__EXERCISE REQUIREMENTS__: From the listing below, pull out the lines that hold "ببردة".

__MATERIAL PROVIDED__:
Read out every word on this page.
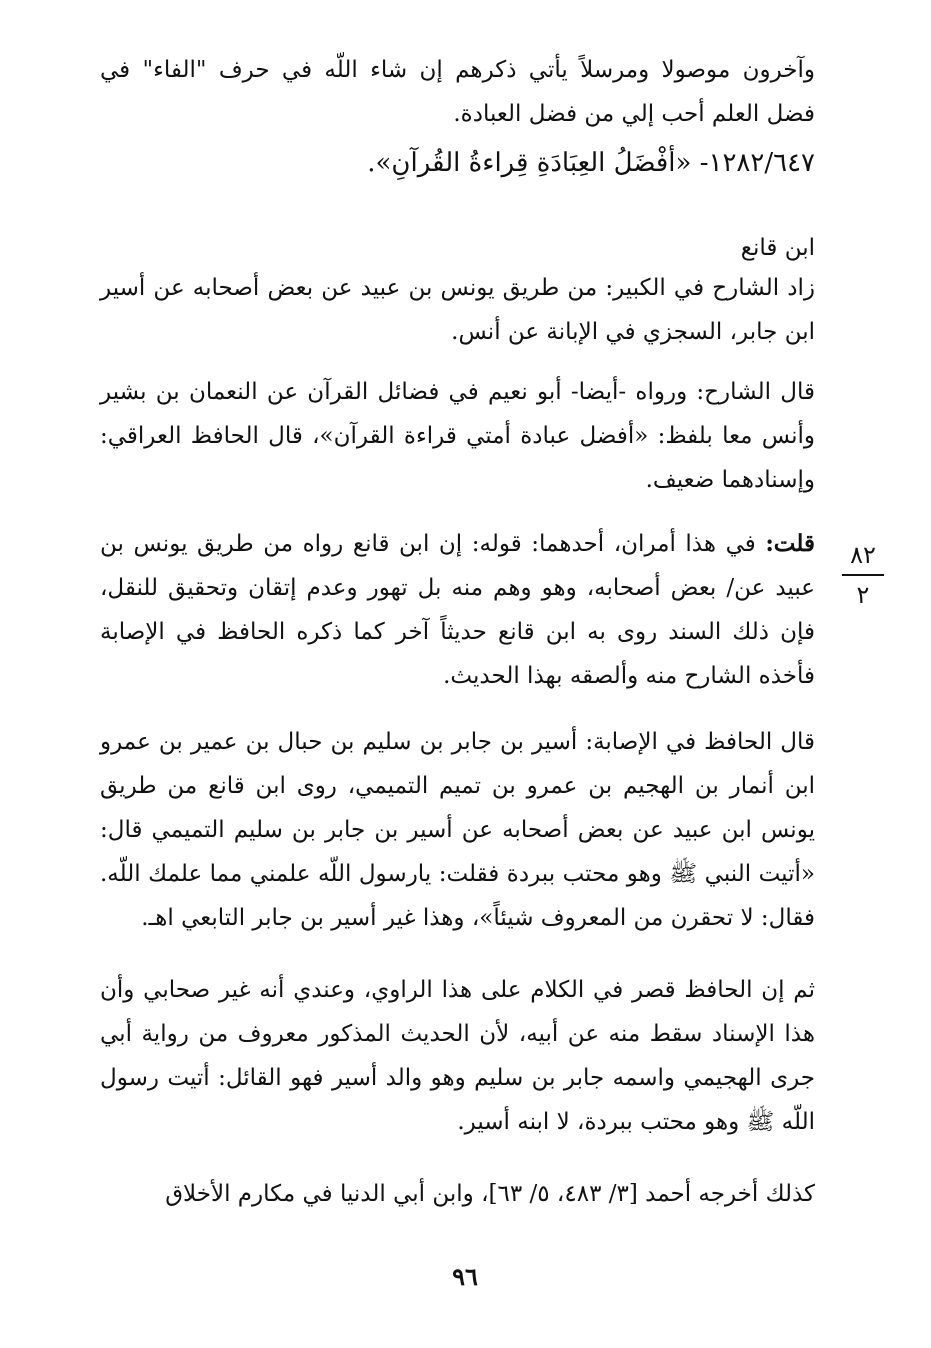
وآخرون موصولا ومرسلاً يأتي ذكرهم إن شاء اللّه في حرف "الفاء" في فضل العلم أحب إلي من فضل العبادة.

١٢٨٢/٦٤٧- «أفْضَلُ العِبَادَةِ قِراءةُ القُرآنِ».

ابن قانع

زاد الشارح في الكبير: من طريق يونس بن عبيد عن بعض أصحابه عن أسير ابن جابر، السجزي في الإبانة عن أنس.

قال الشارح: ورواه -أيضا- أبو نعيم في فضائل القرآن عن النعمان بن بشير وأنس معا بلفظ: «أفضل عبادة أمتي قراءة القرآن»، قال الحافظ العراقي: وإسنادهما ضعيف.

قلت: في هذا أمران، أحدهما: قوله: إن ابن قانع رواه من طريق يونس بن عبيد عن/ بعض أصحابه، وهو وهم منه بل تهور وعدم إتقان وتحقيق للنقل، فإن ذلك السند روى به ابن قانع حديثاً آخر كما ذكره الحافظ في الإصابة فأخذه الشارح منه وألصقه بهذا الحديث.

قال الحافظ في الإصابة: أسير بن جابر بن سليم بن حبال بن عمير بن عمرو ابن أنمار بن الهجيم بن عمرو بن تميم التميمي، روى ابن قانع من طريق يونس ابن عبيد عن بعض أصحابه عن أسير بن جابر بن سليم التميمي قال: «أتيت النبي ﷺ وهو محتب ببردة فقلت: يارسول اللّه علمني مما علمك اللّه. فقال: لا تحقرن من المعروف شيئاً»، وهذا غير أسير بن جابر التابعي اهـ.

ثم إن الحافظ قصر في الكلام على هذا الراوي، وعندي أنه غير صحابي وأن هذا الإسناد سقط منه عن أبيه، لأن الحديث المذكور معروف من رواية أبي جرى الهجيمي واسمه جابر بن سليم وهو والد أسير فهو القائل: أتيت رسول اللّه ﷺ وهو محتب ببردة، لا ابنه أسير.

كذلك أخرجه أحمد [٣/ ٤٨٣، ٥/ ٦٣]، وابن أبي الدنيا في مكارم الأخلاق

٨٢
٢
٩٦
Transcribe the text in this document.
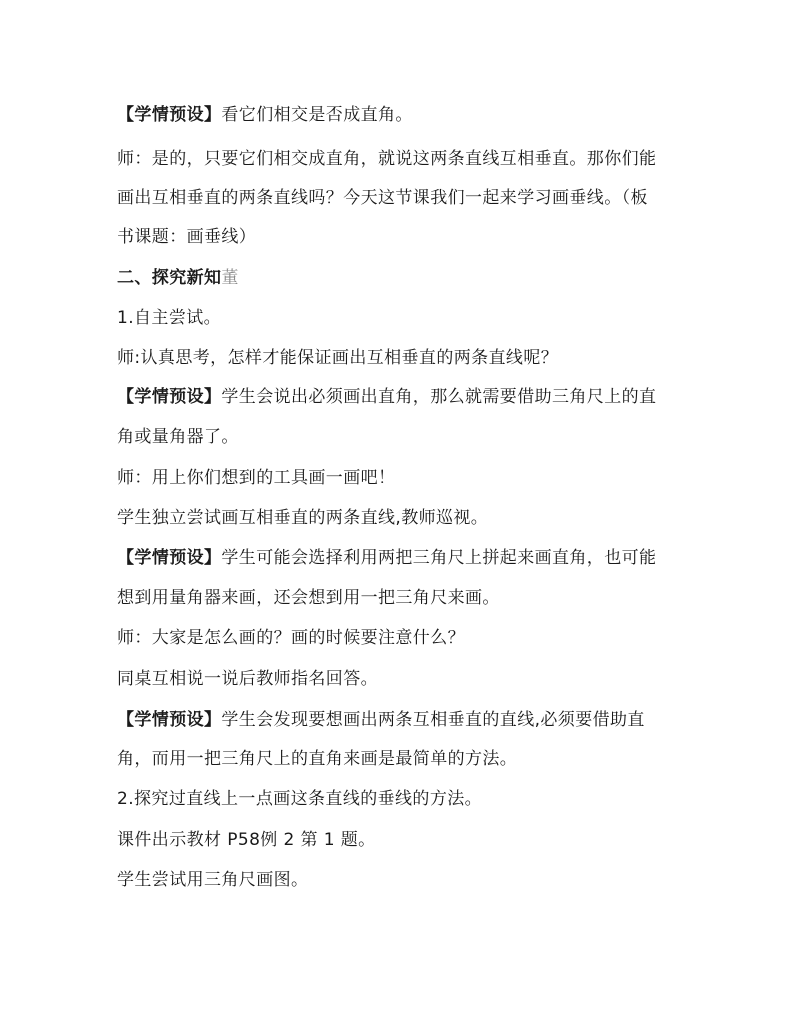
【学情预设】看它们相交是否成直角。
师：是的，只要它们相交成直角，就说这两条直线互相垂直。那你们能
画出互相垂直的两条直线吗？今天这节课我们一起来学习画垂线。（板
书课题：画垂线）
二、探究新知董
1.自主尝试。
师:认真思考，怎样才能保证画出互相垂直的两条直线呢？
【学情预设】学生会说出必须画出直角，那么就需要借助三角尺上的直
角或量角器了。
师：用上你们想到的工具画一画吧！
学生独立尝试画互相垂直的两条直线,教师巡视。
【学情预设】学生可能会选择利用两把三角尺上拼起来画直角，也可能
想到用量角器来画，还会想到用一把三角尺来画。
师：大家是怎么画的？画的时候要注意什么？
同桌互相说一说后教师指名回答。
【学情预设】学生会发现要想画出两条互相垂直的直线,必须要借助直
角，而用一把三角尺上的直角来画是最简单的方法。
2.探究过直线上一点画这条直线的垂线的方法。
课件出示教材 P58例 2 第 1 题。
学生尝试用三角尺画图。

__ANSWER FOR THIS EXERCISE__:
قال الحافظ في الإصابة: أسير بن جابر بن سليم بن حبال بن عمير بن عمرو ابن أنمار بن الهجيم بن عمرو بن تميم التميمي، روى ابن قانع من طريق يونس ابن عبيد عن بعض أصحابه عن أسير بن جابر بن سليم التميمي قال: «أتيت النبي ﷺ وهو محتب ببردة فقلت: يارسول اللّه علمني مما علمك اللّه. فقال: لا تحقرن من المعروف شيئاً»، وهذا غير أسير بن جابر التابعي اهـ.
ثم إن الحافظ قصر في الكلام على هذا الراوي، وعندي أنه غير صحابي وأن هذا الإسناد سقط منه عن أبيه، لأن الحديث المذكور معروف من رواية أبي جرى الهجيمي واسمه جابر بن سليم وهو والد أسير فهو القائل: أتيت رسول اللّه ﷺ وهو محتب ببردة، لا ابنه أسير.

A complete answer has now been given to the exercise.